TASK -> Do not include the pictures; repeat the rest of the data exactly.

BEGIN RECORDS FOR THIS TASK

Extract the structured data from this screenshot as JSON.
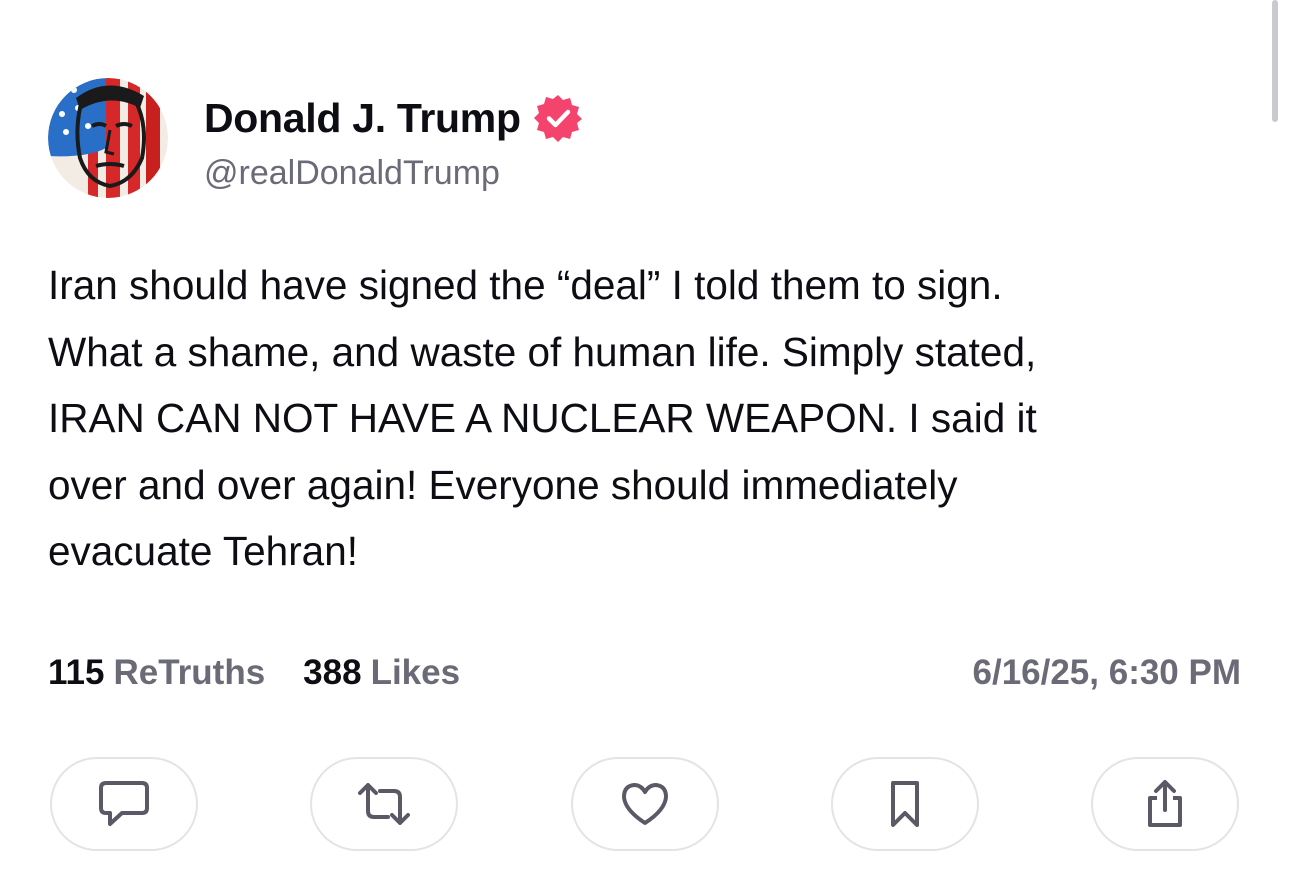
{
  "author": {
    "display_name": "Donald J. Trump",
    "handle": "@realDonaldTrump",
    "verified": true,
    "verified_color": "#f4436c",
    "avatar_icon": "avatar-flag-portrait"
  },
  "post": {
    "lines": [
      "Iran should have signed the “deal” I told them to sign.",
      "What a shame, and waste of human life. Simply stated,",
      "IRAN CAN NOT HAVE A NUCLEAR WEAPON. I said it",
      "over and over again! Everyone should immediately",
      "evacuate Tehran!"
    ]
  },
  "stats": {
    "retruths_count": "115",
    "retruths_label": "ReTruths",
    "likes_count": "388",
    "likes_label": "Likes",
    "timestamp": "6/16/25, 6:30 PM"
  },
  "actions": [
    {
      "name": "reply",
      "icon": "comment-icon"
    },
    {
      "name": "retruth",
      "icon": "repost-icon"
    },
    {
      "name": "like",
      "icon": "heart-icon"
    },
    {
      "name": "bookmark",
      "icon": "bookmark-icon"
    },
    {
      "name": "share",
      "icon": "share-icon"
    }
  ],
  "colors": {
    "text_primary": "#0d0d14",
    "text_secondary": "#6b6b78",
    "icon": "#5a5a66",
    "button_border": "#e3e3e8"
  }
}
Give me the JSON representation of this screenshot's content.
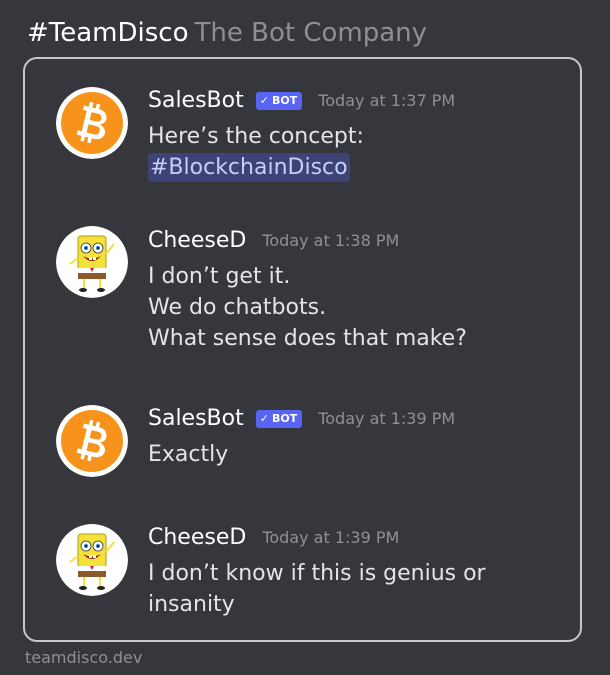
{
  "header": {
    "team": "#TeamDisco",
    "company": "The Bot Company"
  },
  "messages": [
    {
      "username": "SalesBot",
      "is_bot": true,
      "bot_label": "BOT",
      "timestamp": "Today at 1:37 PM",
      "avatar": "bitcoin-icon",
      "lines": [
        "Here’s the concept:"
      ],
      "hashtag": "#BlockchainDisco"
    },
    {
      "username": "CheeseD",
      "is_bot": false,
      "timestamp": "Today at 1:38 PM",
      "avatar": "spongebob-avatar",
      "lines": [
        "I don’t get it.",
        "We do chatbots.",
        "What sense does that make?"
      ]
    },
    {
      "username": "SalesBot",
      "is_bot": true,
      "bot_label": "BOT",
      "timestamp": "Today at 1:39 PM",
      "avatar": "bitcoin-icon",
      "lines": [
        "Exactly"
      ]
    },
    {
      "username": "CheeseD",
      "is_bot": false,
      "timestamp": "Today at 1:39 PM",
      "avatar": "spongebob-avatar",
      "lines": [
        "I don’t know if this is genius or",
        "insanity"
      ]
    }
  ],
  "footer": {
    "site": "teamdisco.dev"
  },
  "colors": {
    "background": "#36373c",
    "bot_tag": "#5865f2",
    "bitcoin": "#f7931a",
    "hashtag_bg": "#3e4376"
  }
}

END RECORDS FOR THIS TASK

FULL SOLUTION ->
Extract the structured data from this screenshot as JSON.
{
  "author": {
    "display_name": "Donald J. Trump",
    "handle": "@realDonaldTrump",
    "verified": true,
    "verified_color": "#f4436c",
    "avatar_icon": "avatar-flag-portrait"
  },
  "post": {
    "lines": [
      "Iran should have signed the “deal” I told them to sign.",
      "What a shame, and waste of human life. Simply stated,",
      "IRAN CAN NOT HAVE A NUCLEAR WEAPON. I said it",
      "over and over again! Everyone should immediately",
      "evacuate Tehran!"
    ]
  },
  "stats": {
    "retruths_count": "115",
    "retruths_label": "ReTruths",
    "likes_count": "388",
    "likes_label": "Likes",
    "timestamp": "6/16/25, 6:30 PM"
  },
  "actions": [
    {
      "name": "reply",
      "icon": "comment-icon"
    },
    {
      "name": "retruth",
      "icon": "repost-icon"
    },
    {
      "name": "like",
      "icon": "heart-icon"
    },
    {
      "name": "bookmark",
      "icon": "bookmark-icon"
    },
    {
      "name": "share",
      "icon": "share-icon"
    }
  ],
  "colors": {
    "text_primary": "#0d0d14",
    "text_secondary": "#6b6b78",
    "icon": "#5a5a66",
    "button_border": "#e3e3e8"
  }
}
Give me the JSON representation of this screenshot's content.
{
  "header": {
    "team": "#TeamDisco",
    "company": "The Bot Company"
  },
  "messages": [
    {
      "username": "SalesBot",
      "is_bot": true,
      "bot_label": "BOT",
      "timestamp": "Today at 1:37 PM",
      "avatar": "bitcoin-icon",
      "lines": [
        "Here’s the concept:"
      ],
      "hashtag": "#BlockchainDisco"
    },
    {
      "username": "CheeseD",
      "is_bot": false,
      "timestamp": "Today at 1:38 PM",
      "avatar": "spongebob-avatar",
      "lines": [
        "I don’t get it.",
        "We do chatbots.",
        "What sense does that make?"
      ]
    },
    {
      "username": "SalesBot",
      "is_bot": true,
      "bot_label": "BOT",
      "timestamp": "Today at 1:39 PM",
      "avatar": "bitcoin-icon",
      "lines": [
        "Exactly"
      ]
    },
    {
      "username": "CheeseD",
      "is_bot": false,
      "timestamp": "Today at 1:39 PM",
      "avatar": "spongebob-avatar",
      "lines": [
        "I don’t know if this is genius or",
        "insanity"
      ]
    }
  ],
  "footer": {
    "site": "teamdisco.dev"
  },
  "colors": {
    "background": "#36373c",
    "bot_tag": "#5865f2",
    "bitcoin": "#f7931a",
    "hashtag_bg": "#3e4376"
  }
}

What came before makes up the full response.